● GIVEN REQUEST
Repeat the data below word for word, with every line unchanged.

-- begin EXERCISE MATERIAL --

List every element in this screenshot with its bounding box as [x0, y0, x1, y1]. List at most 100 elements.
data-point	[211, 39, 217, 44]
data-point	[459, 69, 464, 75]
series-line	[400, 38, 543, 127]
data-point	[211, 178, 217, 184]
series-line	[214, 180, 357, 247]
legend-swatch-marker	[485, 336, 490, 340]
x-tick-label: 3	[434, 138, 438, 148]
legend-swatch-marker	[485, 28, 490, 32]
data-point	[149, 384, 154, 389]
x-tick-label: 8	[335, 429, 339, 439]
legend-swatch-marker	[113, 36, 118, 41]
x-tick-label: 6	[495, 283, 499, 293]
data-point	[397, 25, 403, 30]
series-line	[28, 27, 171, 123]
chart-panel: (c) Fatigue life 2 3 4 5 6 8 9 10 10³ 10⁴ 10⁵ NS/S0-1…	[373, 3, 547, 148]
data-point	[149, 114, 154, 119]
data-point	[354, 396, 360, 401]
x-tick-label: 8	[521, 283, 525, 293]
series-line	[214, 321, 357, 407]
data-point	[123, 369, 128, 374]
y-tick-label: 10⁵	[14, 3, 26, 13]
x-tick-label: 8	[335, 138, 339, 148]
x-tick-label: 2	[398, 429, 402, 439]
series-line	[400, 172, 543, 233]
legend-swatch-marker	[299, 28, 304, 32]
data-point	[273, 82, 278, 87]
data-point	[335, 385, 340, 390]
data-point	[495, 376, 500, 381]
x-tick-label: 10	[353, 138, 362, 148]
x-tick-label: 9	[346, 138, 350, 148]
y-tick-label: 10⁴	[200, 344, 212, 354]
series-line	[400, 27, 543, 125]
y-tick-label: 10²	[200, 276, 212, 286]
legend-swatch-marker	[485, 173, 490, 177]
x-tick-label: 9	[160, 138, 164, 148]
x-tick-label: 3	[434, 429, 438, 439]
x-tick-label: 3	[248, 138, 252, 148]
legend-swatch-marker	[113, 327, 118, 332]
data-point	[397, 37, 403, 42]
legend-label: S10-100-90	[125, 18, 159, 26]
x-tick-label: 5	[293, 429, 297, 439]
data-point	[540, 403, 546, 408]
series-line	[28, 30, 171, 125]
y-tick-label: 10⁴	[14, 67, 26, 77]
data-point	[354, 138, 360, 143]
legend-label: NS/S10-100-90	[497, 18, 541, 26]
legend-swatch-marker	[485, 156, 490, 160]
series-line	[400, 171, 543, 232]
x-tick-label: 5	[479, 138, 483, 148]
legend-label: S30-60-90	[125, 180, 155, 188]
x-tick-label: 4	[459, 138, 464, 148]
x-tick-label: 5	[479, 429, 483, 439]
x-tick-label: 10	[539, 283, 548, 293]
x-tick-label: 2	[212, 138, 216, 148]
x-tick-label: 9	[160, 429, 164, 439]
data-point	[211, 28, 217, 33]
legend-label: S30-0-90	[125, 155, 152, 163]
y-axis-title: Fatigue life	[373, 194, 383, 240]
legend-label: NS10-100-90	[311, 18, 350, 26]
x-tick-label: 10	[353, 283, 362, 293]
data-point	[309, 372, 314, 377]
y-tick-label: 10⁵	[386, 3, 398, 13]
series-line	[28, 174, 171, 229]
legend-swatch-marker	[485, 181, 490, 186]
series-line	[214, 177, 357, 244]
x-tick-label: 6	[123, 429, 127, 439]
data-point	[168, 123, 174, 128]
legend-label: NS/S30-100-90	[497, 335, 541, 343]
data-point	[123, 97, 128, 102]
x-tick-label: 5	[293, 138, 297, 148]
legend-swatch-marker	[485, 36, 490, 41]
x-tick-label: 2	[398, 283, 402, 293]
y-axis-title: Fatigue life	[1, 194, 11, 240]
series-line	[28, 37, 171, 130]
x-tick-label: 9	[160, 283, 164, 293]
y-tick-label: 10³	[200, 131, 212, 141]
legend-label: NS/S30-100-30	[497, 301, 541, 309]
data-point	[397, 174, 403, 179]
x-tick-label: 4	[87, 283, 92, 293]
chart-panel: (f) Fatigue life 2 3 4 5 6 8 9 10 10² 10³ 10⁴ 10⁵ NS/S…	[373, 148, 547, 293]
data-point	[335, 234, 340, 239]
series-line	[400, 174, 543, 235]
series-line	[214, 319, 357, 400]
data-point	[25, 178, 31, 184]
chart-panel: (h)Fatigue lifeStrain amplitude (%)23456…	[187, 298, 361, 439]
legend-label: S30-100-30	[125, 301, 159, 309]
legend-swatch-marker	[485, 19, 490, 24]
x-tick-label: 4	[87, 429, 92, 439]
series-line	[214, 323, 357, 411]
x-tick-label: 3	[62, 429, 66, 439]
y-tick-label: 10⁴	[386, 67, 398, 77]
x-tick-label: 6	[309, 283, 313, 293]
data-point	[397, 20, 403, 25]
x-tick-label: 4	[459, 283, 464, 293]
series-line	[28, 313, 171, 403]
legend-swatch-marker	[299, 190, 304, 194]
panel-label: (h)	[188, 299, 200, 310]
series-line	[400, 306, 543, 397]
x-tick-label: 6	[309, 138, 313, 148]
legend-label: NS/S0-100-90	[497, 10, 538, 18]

-- end EXERCISE MATERIAL --

● TASK ANSWER
List every element in this screenshot with its bounding box as [x0, y0, x1, y1]. List at most 100 elements.
data-point	[211, 39, 217, 44]
data-point	[459, 69, 464, 75]
series-line	[400, 38, 543, 127]
data-point	[211, 178, 217, 184]
series-line	[214, 180, 357, 247]
legend-swatch-marker	[485, 336, 490, 340]
x-tick-label: 3	[434, 138, 438, 148]
legend-swatch-marker	[485, 28, 490, 32]
data-point	[149, 384, 154, 389]
x-tick-label: 8	[335, 429, 339, 439]
legend-swatch-marker	[113, 36, 118, 41]
x-tick-label: 6	[495, 283, 499, 293]
data-point	[397, 25, 403, 30]
series-line	[28, 27, 171, 123]
chart-panel: (c) Fatigue life 2 3 4 5 6 8 9 10 10³ 10⁴ 10⁵ NS/S0-1…	[373, 3, 547, 148]
data-point	[149, 114, 154, 119]
data-point	[354, 396, 360, 401]
x-tick-label: 8	[521, 283, 525, 293]
series-line	[214, 321, 357, 407]
data-point	[123, 369, 128, 374]
y-tick-label: 10⁵	[14, 3, 26, 13]
x-tick-label: 8	[335, 138, 339, 148]
x-tick-label: 2	[398, 429, 402, 439]
series-line	[400, 172, 543, 233]
legend-swatch-marker	[299, 28, 304, 32]
data-point	[273, 82, 278, 87]
data-point	[335, 385, 340, 390]
data-point	[495, 376, 500, 381]
x-tick-label: 10	[353, 138, 362, 148]
x-tick-label: 9	[346, 138, 350, 148]
y-tick-label: 10⁴	[200, 344, 212, 354]
series-line	[400, 27, 543, 125]
y-tick-label: 10²	[200, 276, 212, 286]
legend-swatch-marker	[485, 173, 490, 177]
x-tick-label: 9	[160, 138, 164, 148]
x-tick-label: 3	[434, 429, 438, 439]
x-tick-label: 3	[248, 138, 252, 148]
legend-swatch-marker	[113, 327, 118, 332]
data-point	[397, 37, 403, 42]
legend-label: S10-100-90	[125, 18, 159, 26]
x-tick-label: 5	[293, 429, 297, 439]
data-point	[540, 403, 546, 408]
series-line	[28, 30, 171, 125]
y-tick-label: 10⁴	[14, 67, 26, 77]
data-point	[354, 138, 360, 143]
legend-label: NS/S10-100-90	[497, 18, 541, 26]
legend-swatch-marker	[485, 156, 490, 160]
series-line	[400, 171, 543, 232]
x-tick-label: 5	[479, 138, 483, 148]
legend-label: S30-60-90	[125, 180, 155, 188]
x-tick-label: 4	[459, 138, 464, 148]
x-tick-label: 5	[479, 429, 483, 439]
x-tick-label: 10	[539, 283, 548, 293]
x-tick-label: 2	[212, 138, 216, 148]
x-tick-label: 9	[160, 429, 164, 439]
data-point	[211, 28, 217, 33]
legend-label: S30-0-90	[125, 155, 152, 163]
y-axis-title: Fatigue life	[373, 194, 383, 240]
legend-label: NS10-100-90	[311, 18, 350, 26]
x-tick-label: 10	[353, 283, 362, 293]
data-point	[309, 372, 314, 377]
y-tick-label: 10⁵	[386, 3, 398, 13]
series-line	[28, 174, 171, 229]
legend-swatch-marker	[485, 181, 490, 186]
series-line	[214, 177, 357, 244]
x-tick-label: 6	[123, 429, 127, 439]
data-point	[168, 123, 174, 128]
legend-label: NS/S30-100-90	[497, 335, 541, 343]
data-point	[123, 97, 128, 102]
x-tick-label: 5	[293, 138, 297, 148]
legend-swatch-marker	[485, 36, 490, 41]
x-tick-label: 2	[398, 283, 402, 293]
y-axis-title: Fatigue life	[1, 194, 11, 240]
series-line	[28, 37, 171, 130]
x-tick-label: 9	[160, 283, 164, 293]
y-tick-label: 10³	[200, 131, 212, 141]
legend-label: NS/S30-100-30	[497, 301, 541, 309]
data-point	[397, 174, 403, 179]
x-tick-label: 4	[87, 283, 92, 293]
chart-panel: (f) Fatigue life 2 3 4 5 6 8 9 10 10² 10³ 10⁴ 10⁵ NS/S…	[373, 148, 547, 293]
data-point	[335, 234, 340, 239]
series-line	[400, 174, 543, 235]
series-line	[214, 319, 357, 400]
data-point	[25, 178, 31, 184]
chart-panel: (h)Fatigue lifeStrain amplitude (%)23456…	[187, 298, 361, 439]
legend-label: S30-100-30	[125, 301, 159, 309]
legend-swatch-marker	[485, 19, 490, 24]
x-tick-label: 4	[87, 429, 92, 439]
series-line	[214, 323, 357, 411]
x-tick-label: 3	[62, 429, 66, 439]
y-tick-label: 10⁴	[386, 67, 398, 77]
x-tick-label: 6	[309, 283, 313, 293]
data-point	[397, 20, 403, 25]
x-tick-label: 4	[459, 283, 464, 293]
series-line	[28, 313, 171, 403]
legend-swatch-marker	[299, 190, 304, 194]
panel-label: (h)	[188, 299, 200, 310]
series-line	[400, 306, 543, 397]
x-tick-label: 6	[309, 138, 313, 148]
legend-label: NS/S0-100-90	[497, 10, 538, 18]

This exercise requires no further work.